Palabras clave: Violencia de género; Normas de género; Construcción social; Medios de comunicación de masas; Psicología social.


 

 

INTRODUÇÃO

A literatura científica nos indica que os contos e histórias infantis trazem em suas tramas diversos valores e padrões sociais, exercendo importante influência na forma como as crianças significam o mundo ao seu redor e a si mesmas (Contreras Salinas & Ramírez Pavelic, 2011; Ochoa et al., 2006; Pires, 2009; Raffaini, 2018; Ramos, 2015; Rodríguez Washington et al., 2013; Streib et al., 2017; Vieira, 2006).

Juntamente com sua importância para o desenvolvimento infantil, uma vez que têm papel fundamental na aquisição da linguagem e apropriação da cultura, os contos infantis reproduzem diferentes conteúdos discriminatórios, referentes a gênero, classe social, etnia, aparência física, idade etc., presentes em nossa sociedade (García Ramírez, 2014; Ochoa et al., 2006; Streib et al., 2017).

Assim, os contos e histórias infantis, em suas diversas formas de apresentação (livros, filmes, áudio-gravações etc.), se tornam um dos caminhos de perpetuação de processos de desigualdade. Nesse sentido, algumas pesquisadoras têm se dedicado a compreender de que forma os conteúdos sexistas e machistas se fazem presentes nos contos e histórias infantis, perpetuando a cultura patriarcal.

- - - -

- _O que fazer_:
a: No trecho sobre contos infantis, que papel esses contos têm no desenvolvimento infantil?
b: Estenda o texto sobre contos infantis e gênero, começando logo após a última frase apresentada.

- _Material reunido_:

- - - -

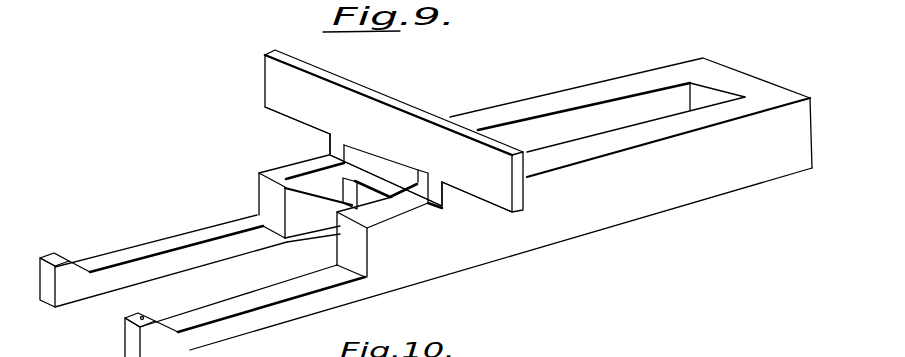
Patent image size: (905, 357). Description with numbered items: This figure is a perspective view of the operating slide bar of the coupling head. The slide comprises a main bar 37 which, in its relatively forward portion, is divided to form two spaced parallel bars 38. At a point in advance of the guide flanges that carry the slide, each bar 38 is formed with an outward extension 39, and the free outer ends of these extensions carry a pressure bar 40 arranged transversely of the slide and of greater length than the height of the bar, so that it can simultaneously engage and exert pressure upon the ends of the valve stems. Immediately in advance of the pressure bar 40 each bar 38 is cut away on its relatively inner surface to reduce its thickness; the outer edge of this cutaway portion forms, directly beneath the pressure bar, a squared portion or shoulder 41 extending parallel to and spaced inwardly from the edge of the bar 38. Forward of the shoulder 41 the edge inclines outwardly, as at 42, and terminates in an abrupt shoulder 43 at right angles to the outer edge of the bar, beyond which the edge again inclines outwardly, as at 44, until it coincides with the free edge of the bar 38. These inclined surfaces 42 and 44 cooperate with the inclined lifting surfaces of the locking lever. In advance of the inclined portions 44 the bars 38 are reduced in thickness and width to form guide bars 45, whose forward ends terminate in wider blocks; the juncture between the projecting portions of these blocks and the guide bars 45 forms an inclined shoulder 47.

- - - -

- _Respostas por tarefa_:
a: Têm papel fundamental na aquisição da linguagem e na apropriação da cultura.

b:
Por exemplo, em um estudo sobre o sexismo presente nos contos infantis mais lidos nas pré-escolas de uma cidade venezuelana, Ochoa et al. (2006) identificaram, dentre outros aspectos, que, na maioria dos contos, a trama se desenrola em torno da figura masculina, mesmo quando o título da história traz o nome de uma personagem feminina. Com isso, destacam o androcentrismo e a invisibilidade da experiência feminina presente nos contos.

Além disso, as autoras identificaram que, na maioria dos contos, a figura feminina está ligada a atividades domésticas e de cuidado da família, em posições passivas e submissas às figuras masculinas. Já as figuras masculinas são ligadas a posições de dominação, sendo destacadas a astúcia, a inteligência e a força, tendo a função de defender e salvar as mulheres, tidas com indefesas. Com isso, ressaltam Ochoa et al., se naturalizam certas características de gênero, limitando outras possibilidades de vida e significação de si.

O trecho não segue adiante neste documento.